> _Problem requirements_: Reproduce each line of the material precisely.

Dataset excerpt
+ + + +

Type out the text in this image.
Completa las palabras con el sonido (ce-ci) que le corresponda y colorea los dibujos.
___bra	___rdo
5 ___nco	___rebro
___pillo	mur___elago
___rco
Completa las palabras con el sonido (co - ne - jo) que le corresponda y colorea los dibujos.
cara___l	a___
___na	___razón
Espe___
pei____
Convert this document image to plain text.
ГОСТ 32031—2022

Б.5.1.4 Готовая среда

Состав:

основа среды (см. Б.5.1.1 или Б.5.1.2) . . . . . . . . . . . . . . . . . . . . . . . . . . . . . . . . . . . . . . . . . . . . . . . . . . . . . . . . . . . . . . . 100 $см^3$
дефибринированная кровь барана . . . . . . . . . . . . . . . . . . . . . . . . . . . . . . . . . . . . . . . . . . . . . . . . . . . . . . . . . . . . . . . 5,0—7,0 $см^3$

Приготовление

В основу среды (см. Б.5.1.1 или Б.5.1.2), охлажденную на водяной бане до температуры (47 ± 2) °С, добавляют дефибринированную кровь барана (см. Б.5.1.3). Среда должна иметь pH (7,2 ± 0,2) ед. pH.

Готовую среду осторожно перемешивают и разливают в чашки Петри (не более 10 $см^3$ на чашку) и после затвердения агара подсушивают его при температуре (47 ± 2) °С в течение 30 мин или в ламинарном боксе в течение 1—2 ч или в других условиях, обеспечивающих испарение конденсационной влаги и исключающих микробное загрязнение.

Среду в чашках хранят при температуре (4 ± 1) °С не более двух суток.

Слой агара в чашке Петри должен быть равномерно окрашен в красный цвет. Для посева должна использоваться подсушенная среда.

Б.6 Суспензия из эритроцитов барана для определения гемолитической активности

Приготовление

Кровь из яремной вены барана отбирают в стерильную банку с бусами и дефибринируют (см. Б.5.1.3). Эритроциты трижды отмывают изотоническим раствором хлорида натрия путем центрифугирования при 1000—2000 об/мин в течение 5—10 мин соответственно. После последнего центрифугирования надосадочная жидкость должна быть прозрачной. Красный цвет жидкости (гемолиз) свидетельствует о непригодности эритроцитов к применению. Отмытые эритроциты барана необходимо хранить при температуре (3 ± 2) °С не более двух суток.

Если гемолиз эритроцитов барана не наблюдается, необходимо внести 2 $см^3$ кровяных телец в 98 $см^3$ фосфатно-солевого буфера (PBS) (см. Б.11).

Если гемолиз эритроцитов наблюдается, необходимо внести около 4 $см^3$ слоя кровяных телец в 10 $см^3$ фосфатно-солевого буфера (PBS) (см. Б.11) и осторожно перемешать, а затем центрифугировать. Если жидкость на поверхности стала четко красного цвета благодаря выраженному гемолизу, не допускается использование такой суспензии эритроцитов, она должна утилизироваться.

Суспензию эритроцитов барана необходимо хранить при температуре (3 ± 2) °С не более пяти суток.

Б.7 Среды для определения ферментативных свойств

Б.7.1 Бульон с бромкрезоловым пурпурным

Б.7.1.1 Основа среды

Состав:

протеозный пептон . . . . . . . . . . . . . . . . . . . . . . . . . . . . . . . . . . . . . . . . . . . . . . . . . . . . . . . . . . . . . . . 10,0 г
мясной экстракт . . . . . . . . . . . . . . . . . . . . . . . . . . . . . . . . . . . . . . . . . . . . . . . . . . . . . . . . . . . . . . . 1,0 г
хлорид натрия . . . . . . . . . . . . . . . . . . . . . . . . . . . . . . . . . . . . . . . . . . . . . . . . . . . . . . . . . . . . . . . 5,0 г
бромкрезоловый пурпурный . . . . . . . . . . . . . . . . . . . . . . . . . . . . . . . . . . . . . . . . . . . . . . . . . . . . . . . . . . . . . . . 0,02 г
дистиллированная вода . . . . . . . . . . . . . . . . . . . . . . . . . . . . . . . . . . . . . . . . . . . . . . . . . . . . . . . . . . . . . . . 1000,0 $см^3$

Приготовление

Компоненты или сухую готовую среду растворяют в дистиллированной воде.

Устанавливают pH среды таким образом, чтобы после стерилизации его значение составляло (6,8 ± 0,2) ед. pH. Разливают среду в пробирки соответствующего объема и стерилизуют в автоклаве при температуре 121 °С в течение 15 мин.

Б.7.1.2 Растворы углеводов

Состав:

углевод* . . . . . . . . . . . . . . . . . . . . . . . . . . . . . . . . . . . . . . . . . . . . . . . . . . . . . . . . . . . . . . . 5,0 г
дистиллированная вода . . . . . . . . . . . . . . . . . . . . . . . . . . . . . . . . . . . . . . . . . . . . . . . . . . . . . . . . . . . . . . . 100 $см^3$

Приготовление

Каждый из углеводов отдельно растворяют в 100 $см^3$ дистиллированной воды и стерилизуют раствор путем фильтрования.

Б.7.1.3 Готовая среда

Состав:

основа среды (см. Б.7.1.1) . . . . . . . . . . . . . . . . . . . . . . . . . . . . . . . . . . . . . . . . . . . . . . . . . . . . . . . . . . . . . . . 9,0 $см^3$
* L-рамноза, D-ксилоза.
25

+ + + +

> _Solved exercise_:
Type out the text in this image.
Completa las palabras con el sonido (ce-ci) que le corresponda y colorea los dibujos.
___bra	___rdo
5 ___nco	___rebro
___pillo	mur___elago
___rco
Completa las palabras con el sonido (co - ne - jo) que le corresponda y colorea los dibujos.
cara___l	a___
___na	___razón
Espe___
pei____
Convert this document image to plain text.
ГОСТ 32031—2022

Б.5.1.4 Готовая среда

Состав:

основа среды (см. Б.5.1.1 или Б.5.1.2) . . . . . . . . . . . . . . . . . . . . . . . . . . . . . . . . . . . . . . . . . . . . . . . . . . . . . . . . . . . . . . . 100 $см^3$
дефибринированная кровь барана . . . . . . . . . . . . . . . . . . . . . . . . . . . . . . . . . . . . . . . . . . . . . . . . . . . . . . . . . . . . . . . 5,0—7,0 $см^3$

Приготовление

В основу среды (см. Б.5.1.1 или Б.5.1.2), охлажденную на водяной бане до температуры (47 ± 2) °С, добавляют дефибринированную кровь барана (см. Б.5.1.3). Среда должна иметь pH (7,2 ± 0,2) ед. pH.

Готовую среду осторожно перемешивают и разливают в чашки Петри (не более 10 $см^3$ на чашку) и после затвердения агара подсушивают его при температуре (47 ± 2) °С в течение 30 мин или в ламинарном боксе в течение 1—2 ч или в других условиях, обеспечивающих испарение конденсационной влаги и исключающих микробное загрязнение.

Среду в чашках хранят при температуре (4 ± 1) °С не более двух суток.

Слой агара в чашке Петри должен быть равномерно окрашен в красный цвет. Для посева должна использоваться подсушенная среда.

Б.6 Суспензия из эритроцитов барана для определения гемолитической активности

Приготовление

Кровь из яремной вены барана отбирают в стерильную банку с бусами и дефибринируют (см. Б.5.1.3). Эритроциты трижды отмывают изотоническим раствором хлорида натрия путем центрифугирования при 1000—2000 об/мин в течение 5—10 мин соответственно. После последнего центрифугирования надосадочная жидкость должна быть прозрачной. Красный цвет жидкости (гемолиз) свидетельствует о непригодности эритроцитов к применению. Отмытые эритроциты барана необходимо хранить при температуре (3 ± 2) °С не более двух суток.

Если гемолиз эритроцитов барана не наблюдается, необходимо внести 2 $см^3$ кровяных телец в 98 $см^3$ фосфатно-солевого буфера (PBS) (см. Б.11).

Если гемолиз эритроцитов наблюдается, необходимо внести около 4 $см^3$ слоя кровяных телец в 10 $см^3$ фосфатно-солевого буфера (PBS) (см. Б.11) и осторожно перемешать, а затем центрифугировать. Если жидкость на поверхности стала четко красного цвета благодаря выраженному гемолизу, не допускается использование такой суспензии эритроцитов, она должна утилизироваться.

Суспензию эритроцитов барана необходимо хранить при температуре (3 ± 2) °С не более пяти суток.

Б.7 Среды для определения ферментативных свойств

Б.7.1 Бульон с бромкрезоловым пурпурным

Б.7.1.1 Основа среды

Состав:

протеозный пептон . . . . . . . . . . . . . . . . . . . . . . . . . . . . . . . . . . . . . . . . . . . . . . . . . . . . . . . . . . . . . . . 10,0 г
мясной экстракт . . . . . . . . . . . . . . . . . . . . . . . . . . . . . . . . . . . . . . . . . . . . . . . . . . . . . . . . . . . . . . . 1,0 г
хлорид натрия . . . . . . . . . . . . . . . . . . . . . . . . . . . . . . . . . . . . . . . . . . . . . . . . . . . . . . . . . . . . . . . 5,0 г
бромкрезоловый пурпурный . . . . . . . . . . . . . . . . . . . . . . . . . . . . . . . . . . . . . . . . . . . . . . . . . . . . . . . . . . . . . . . 0,02 г
дистиллированная вода . . . . . . . . . . . . . . . . . . . . . . . . . . . . . . . . . . . . . . . . . . . . . . . . . . . . . . . . . . . . . . . 1000,0 $см^3$

Приготовление

Компоненты или сухую готовую среду растворяют в дистиллированной воде.

Устанавливают pH среды таким образом, чтобы после стерилизации его значение составляло (6,8 ± 0,2) ед. pH. Разливают среду в пробирки соответствующего объема и стерилизуют в автоклаве при температуре 121 °С в течение 15 мин.

Б.7.1.2 Растворы углеводов

Состав:

углевод* . . . . . . . . . . . . . . . . . . . . . . . . . . . . . . . . . . . . . . . . . . . . . . . . . . . . . . . . . . . . . . . 5,0 г
дистиллированная вода . . . . . . . . . . . . . . . . . . . . . . . . . . . . . . . . . . . . . . . . . . . . . . . . . . . . . . . . . . . . . . . 100 $см^3$

Приготовление

Каждый из углеводов отдельно растворяют в 100 $см^3$ дистиллированной воды и стерилизуют раствор путем фильтрования.

Б.7.1.3 Готовая среда

Состав:

основа среды (см. Б.7.1.1) . . . . . . . . . . . . . . . . . . . . . . . . . . . . . . . . . . . . . . . . . . . . . . . . . . . . . . . . . . . . . . . 9,0 $см^3$
* L-рамноза, D-ксилоза.
25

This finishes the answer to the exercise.